**Given problem**
Which lines contain the string "ископаемых"? Please list every one of them.

**Records for the exercise**

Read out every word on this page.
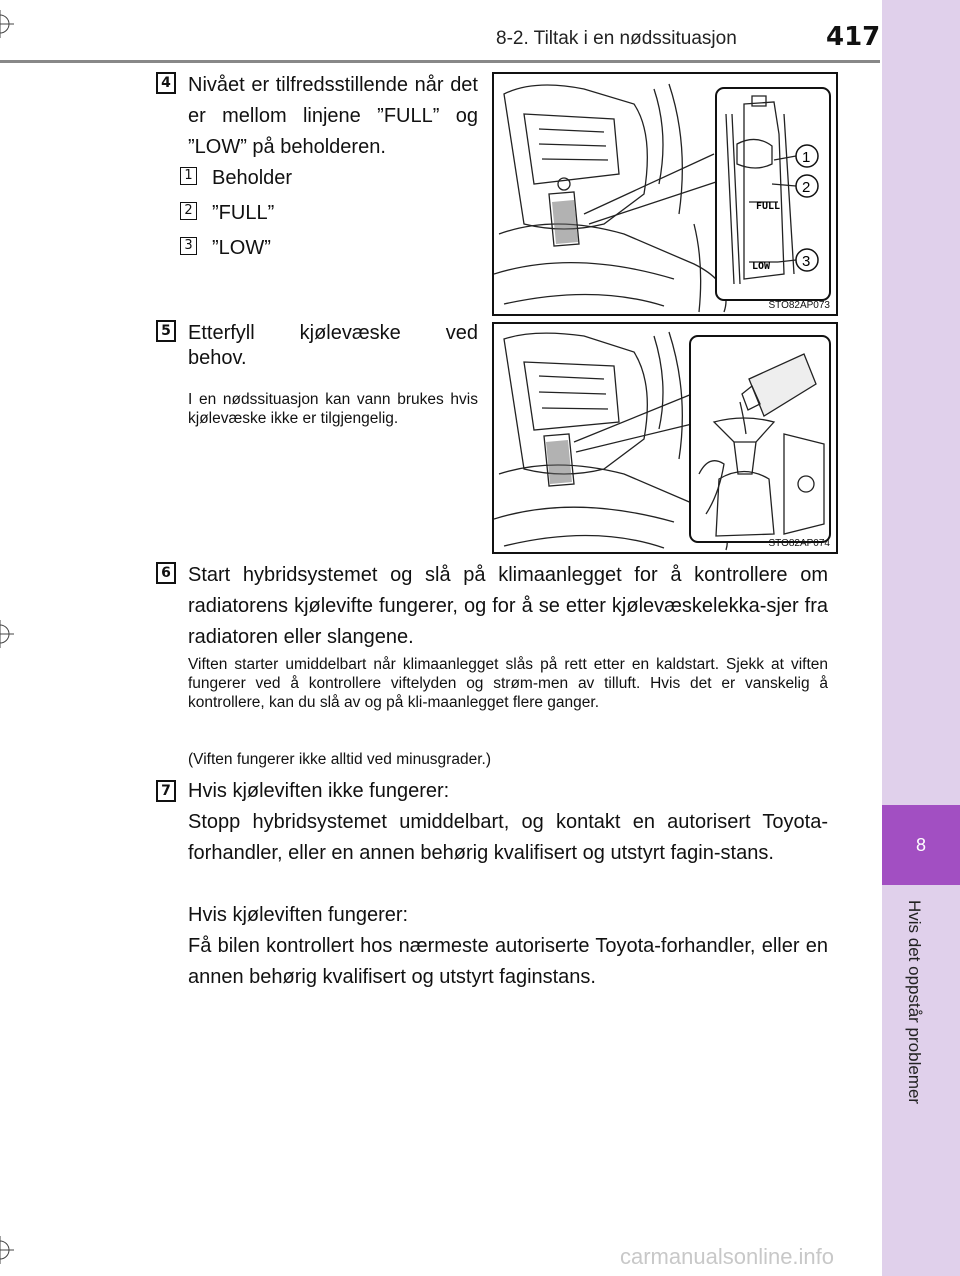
8-2. Tiltak i en nødssituasjon	417
8
Hvis det oppstår problemer
4 Nivået er tilfredsstillende når det er mellom linjene ”FULL” og ”LOW” på beholderen.
1 Beholder
2 ”FULL”
3 ”LOW”
FULL
LOW
1
2
3
STO82AP073
5 Etterfyll kjølevæske ved
behov.
I en nødssituasjon kan vann brukes hvis kjølevæske ikke er tilgjengelig.
STO82AP074
6 Start hybridsystemet og slå på klimaanlegget for å kontrollere om radiatorens kjølevifte fungerer, og for å se etter kjølevæskelekka-sjer fra radiatoren eller slangene.
Viften starter umiddelbart når klimaanlegget slås på rett etter en kaldstart. Sjekk at viften fungerer ved å kontrollere viftelyden og strøm-men av tilluft. Hvis det er vanskelig å kontrollere, kan du slå av og på kli-maanlegget flere ganger.
(Viften fungerer ikke alltid ved minusgrader.)
7 Hvis kjøleviften ikke fungerer:
Stopp hybridsystemet umiddelbart, og kontakt en autorisert Toyota-forhandler, eller en annen behørig kvalifisert og utstyrt fagin-stans.
Hvis kjøleviften fungerer:
Få bilen kontrollert hos nærmeste autoriserte Toyota-forhandler, eller en annen behørig kvalifisert og utstyrt faginstans.
carmanualsonline.info
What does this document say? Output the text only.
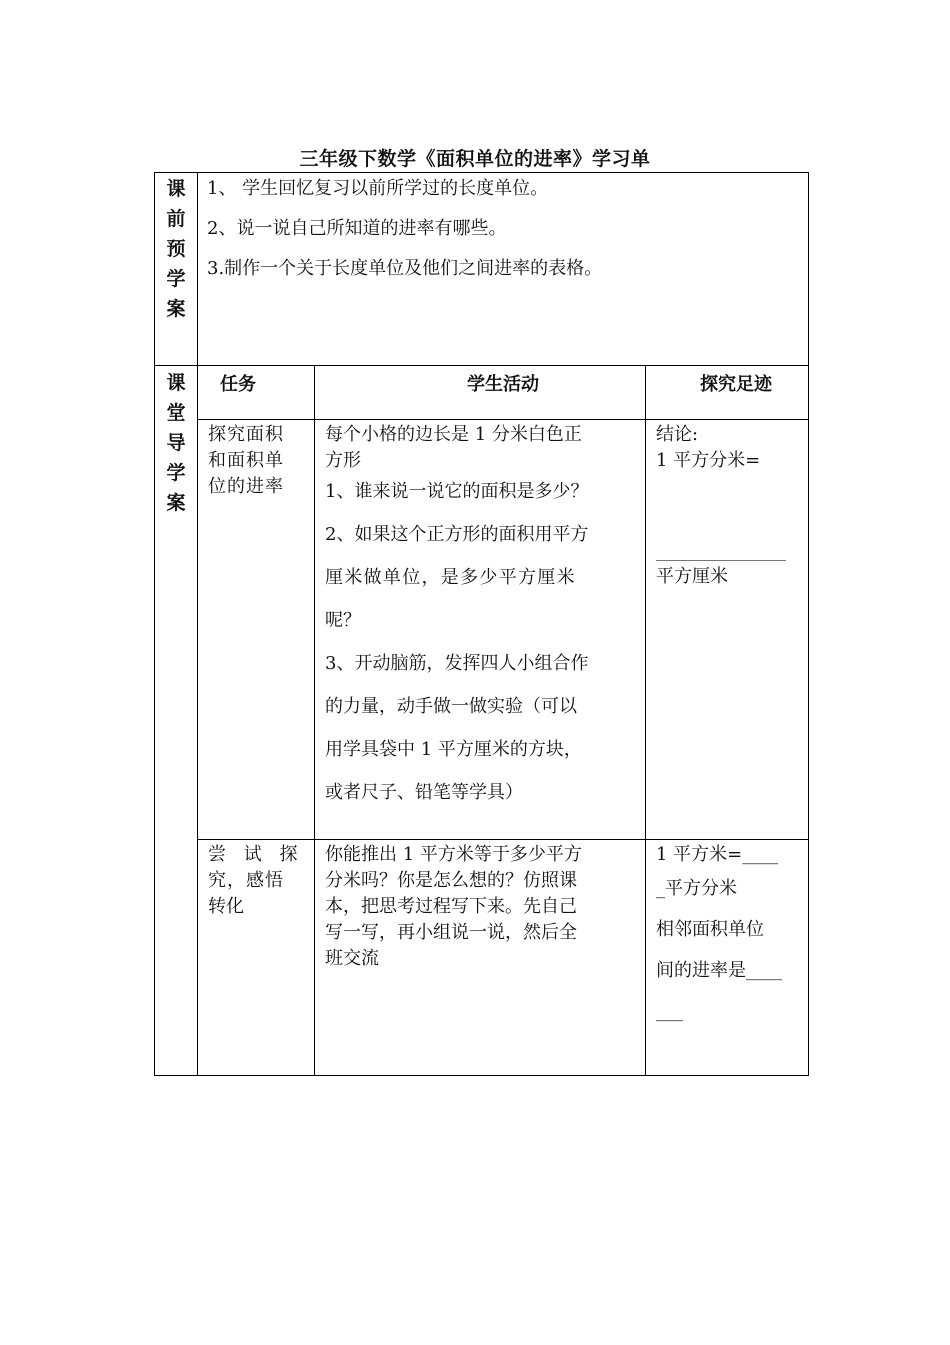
三年级下数学《面积单位的进率》学习单
课
前
预
学
案
1、 学生回忆复习以前所学过的长度单位。
2、说一说自己所知道的进率有哪些。
3.制作一个关于长度单位及他们之间进率的表格。
课
堂
导
学
案
任务	学生活动	探究足迹
探究面积
和面积单
位的进率
每个小格的边长是 1 分米白色正
方形
1、谁来说一说它的面积是多少？
2、如果这个正方形的面积用平方
厘米做单位，是多少平方厘米
呢？
3、开动脑筋，发挥四人小组合作
的力量，动手做一做实验（可以
用学具袋中 1 平方厘米的方块，
或者尺子、铅笔等学具）
结论:
1 平方分米=
平方厘米
尝 试 探
究，感悟
转化
你能推出 1 平方米等于多少平方
分米吗？你是怎么想的？仿照课
本，把思考过程写下来。先自己
写一写，再小组说一说，然后全
班交流
1 平方米=____
_平方分米
相邻面积单位
间的进率是____
___
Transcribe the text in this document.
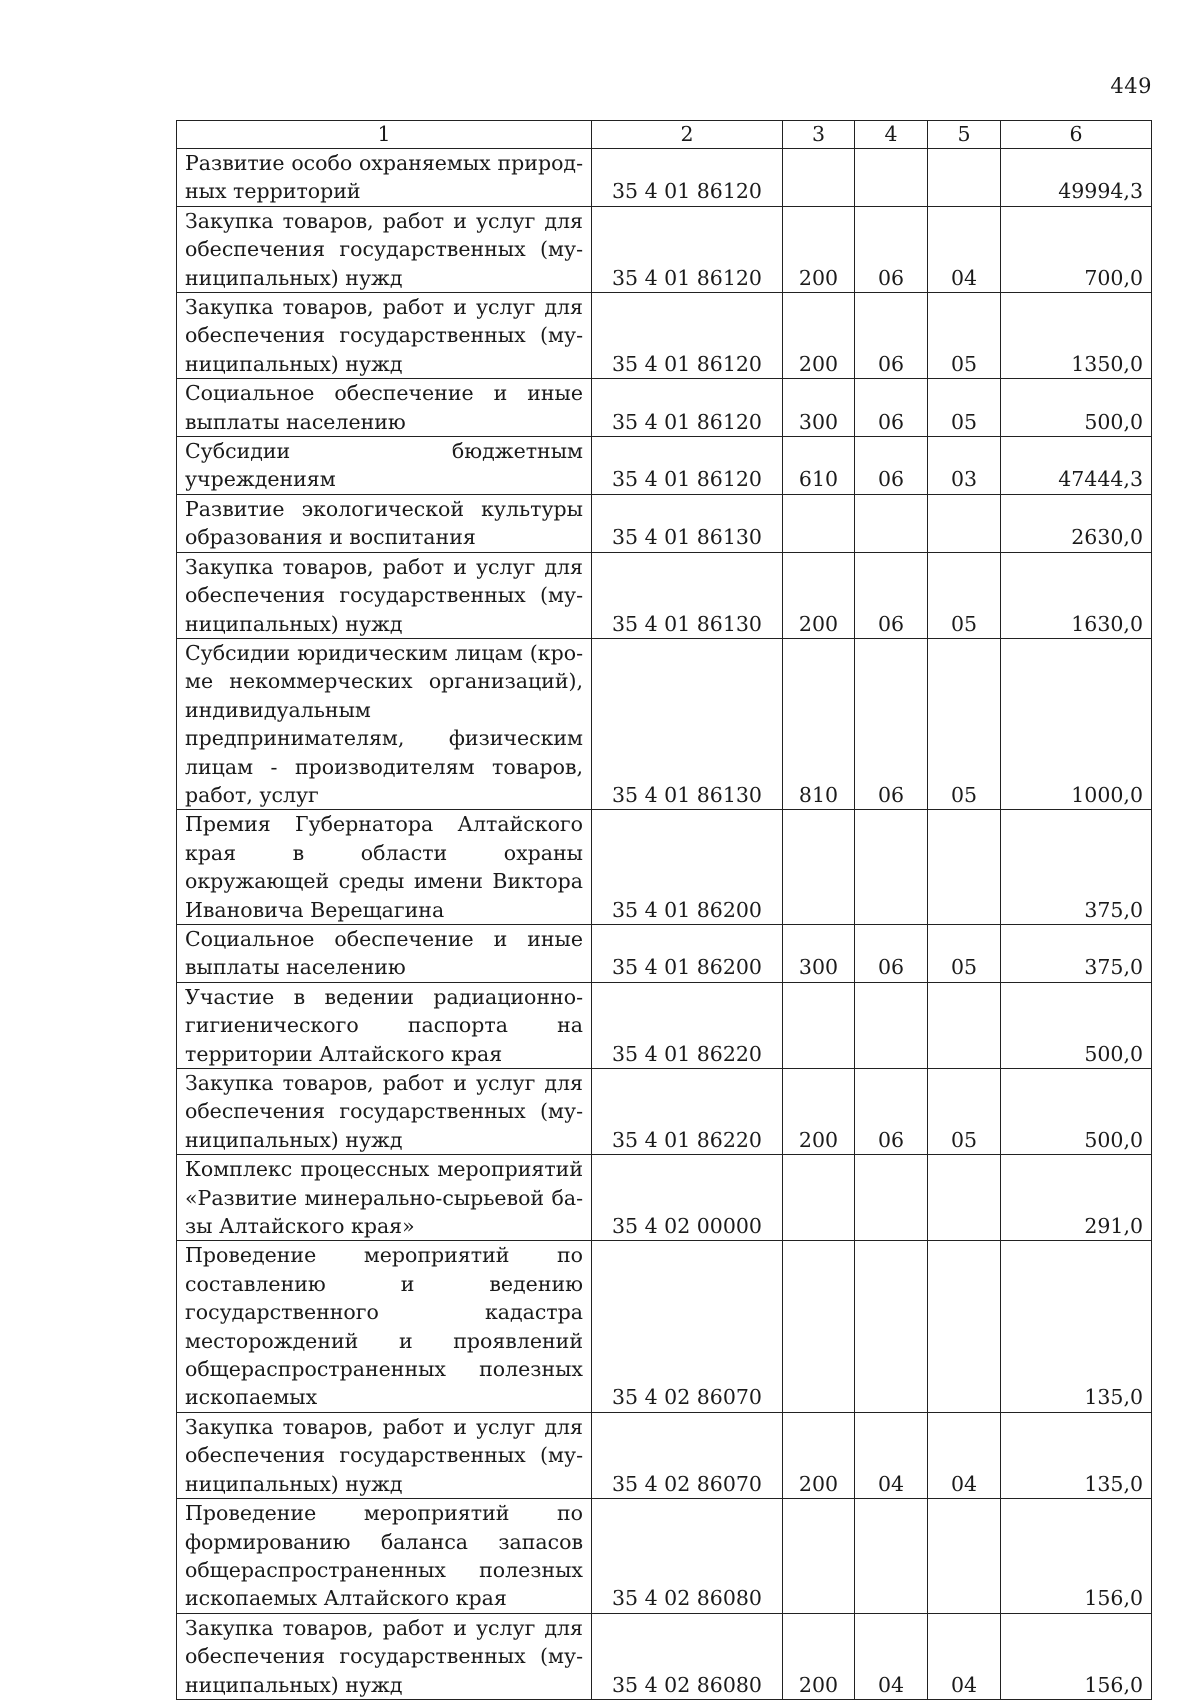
449
1	2	3	4	5	6
Развитие особо охраняемых природных территорий	35 4 01 86120				49994,3
Закупка товаров, работ и услуг для обеспечения государственных (муниципальных) нужд	35 4 01 86120	200	06	04	700,0
Закупка товаров, работ и услуг для обеспечения государственных (муниципальных) нужд	35 4 01 86120	200	06	05	1350,0
Социальное обеспечение и иные выплаты населению	35 4 01 86120	300	06	05	500,0
Субсидии бюджетным учреждениям	35 4 01 86120	610	06	03	47444,3
Развитие экологической культуры образования и воспитания	35 4 01 86130				2630,0
Закупка товаров, работ и услуг для обеспечения государственных (муниципальных) нужд	35 4 01 86130	200	06	05	1630,0
Субсидии юридическим лицам (кроме некоммерческих организаций), индивидуальным предпринимателям, физическим лицам - производителям товаров, работ, услуг	35 4 01 86130	810	06	05	1000,0
Премия Губернатора Алтайского края в области охраны окружающей среды имени Виктора Ивановича Верещагина	35 4 01 86200				375,0
Социальное обеспечение и иные выплаты населению	35 4 01 86200	300	06	05	375,0
Участие в ведении радиационно-гигиенического паспорта на территории Алтайского края	35 4 01 86220				500,0
Закупка товаров, работ и услуг для обеспечения государственных (муниципальных) нужд	35 4 01 86220	200	06	05	500,0
Комплекс процессных мероприятий «Развитие минерально-сырьевой базы Алтайского края»	35 4 02 00000				291,0
Проведение мероприятий по составлению и ведению государственного кадастра месторождений и проявлений общераспространенных полезных ископаемых	35 4 02 86070				135,0
Закупка товаров, работ и услуг для обеспечения государственных (муниципальных) нужд	35 4 02 86070	200	04	04	135,0
Проведение мероприятий по формированию баланса запасов общераспространенных полезных ископаемых Алтайского края	35 4 02 86080				156,0
Закупка товаров, работ и услуг для обеспечения государственных (муниципальных) нужд	35 4 02 86080	200	04	04	156,0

**Exercise output**
Проведение мероприятий по составлению и ведению государственного кадастра месторождений и проявлений общераспространенных полезных ископаемых	35 4 02 86070				135,0
Проведение мероприятий по формированию баланса запасов общераспространенных полезных ископаемых Алтайского края	35 4 02 86080				156,0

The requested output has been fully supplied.